> [What is required] Report only the number of lines in this material that include the string "plain".

*** Record excerpts

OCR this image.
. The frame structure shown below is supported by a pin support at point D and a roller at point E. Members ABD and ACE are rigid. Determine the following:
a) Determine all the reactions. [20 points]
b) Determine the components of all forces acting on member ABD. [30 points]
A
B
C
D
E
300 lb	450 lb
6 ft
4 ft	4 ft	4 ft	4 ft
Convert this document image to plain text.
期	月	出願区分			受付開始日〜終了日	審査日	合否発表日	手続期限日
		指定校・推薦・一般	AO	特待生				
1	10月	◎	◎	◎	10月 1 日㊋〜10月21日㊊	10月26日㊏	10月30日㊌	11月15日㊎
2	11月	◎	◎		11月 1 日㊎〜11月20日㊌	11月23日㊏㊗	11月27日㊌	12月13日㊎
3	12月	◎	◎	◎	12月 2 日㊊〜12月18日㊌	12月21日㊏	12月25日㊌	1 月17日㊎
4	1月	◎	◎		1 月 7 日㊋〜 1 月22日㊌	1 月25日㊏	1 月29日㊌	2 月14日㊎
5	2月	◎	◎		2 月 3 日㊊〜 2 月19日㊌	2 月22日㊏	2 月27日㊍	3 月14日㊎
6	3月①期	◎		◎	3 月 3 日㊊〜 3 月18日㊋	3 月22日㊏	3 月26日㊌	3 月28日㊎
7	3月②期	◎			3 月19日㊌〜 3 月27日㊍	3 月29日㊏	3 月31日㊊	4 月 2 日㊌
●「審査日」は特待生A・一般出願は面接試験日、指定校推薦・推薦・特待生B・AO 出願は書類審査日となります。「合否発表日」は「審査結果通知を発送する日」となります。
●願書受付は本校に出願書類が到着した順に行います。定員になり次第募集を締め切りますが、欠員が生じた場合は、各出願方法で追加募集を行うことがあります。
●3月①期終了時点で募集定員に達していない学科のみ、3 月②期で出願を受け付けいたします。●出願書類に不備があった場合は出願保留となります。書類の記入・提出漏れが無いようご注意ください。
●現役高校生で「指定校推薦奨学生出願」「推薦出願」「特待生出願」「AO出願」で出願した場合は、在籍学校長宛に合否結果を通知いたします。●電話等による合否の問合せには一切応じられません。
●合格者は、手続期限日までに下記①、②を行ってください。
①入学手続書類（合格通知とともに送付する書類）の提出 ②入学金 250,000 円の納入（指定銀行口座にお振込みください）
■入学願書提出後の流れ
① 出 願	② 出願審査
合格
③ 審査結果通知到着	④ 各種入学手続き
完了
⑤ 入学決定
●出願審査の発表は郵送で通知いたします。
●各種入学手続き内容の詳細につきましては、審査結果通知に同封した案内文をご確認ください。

******
*** Record excerpts

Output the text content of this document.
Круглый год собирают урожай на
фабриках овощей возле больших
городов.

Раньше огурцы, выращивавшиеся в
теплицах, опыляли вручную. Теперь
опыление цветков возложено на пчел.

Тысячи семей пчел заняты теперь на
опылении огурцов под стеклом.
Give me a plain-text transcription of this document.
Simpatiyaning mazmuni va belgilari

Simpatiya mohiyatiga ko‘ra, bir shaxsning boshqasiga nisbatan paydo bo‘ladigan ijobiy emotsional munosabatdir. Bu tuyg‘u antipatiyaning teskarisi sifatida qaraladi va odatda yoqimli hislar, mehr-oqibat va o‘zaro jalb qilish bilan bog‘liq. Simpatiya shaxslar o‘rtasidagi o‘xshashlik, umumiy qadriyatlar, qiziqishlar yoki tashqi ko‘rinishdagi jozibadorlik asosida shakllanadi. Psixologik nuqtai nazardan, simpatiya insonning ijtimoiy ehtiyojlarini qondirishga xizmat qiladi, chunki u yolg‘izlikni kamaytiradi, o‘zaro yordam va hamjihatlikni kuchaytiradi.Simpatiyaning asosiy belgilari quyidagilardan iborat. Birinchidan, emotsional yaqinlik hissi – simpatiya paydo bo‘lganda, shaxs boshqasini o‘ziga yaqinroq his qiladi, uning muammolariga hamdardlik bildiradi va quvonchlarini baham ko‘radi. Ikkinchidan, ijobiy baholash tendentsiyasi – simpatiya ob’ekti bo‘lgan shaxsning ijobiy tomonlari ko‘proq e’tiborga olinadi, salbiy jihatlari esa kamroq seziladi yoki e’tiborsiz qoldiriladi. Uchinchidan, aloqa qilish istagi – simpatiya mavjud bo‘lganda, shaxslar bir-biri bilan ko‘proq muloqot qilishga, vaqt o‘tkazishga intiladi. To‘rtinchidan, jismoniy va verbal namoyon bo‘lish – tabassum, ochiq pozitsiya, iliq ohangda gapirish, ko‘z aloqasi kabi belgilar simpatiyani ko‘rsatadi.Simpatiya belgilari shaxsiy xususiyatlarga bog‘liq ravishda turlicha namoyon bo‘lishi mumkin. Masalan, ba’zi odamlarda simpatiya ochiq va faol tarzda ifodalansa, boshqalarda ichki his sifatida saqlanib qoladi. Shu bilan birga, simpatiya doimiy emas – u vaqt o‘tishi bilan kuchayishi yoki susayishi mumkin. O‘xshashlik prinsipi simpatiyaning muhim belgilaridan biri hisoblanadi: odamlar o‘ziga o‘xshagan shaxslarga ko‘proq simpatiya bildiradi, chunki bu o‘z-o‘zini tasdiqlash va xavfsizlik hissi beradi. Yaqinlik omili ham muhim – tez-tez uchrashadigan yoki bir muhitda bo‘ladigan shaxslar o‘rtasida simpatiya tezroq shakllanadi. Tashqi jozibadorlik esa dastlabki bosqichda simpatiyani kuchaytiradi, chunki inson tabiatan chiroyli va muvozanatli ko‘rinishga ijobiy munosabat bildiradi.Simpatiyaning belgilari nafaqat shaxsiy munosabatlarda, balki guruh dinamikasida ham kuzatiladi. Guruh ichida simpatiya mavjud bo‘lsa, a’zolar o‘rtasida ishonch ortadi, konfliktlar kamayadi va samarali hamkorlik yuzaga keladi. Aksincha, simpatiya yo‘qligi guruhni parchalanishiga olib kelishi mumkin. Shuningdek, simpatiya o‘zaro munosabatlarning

******

> [Response below] 2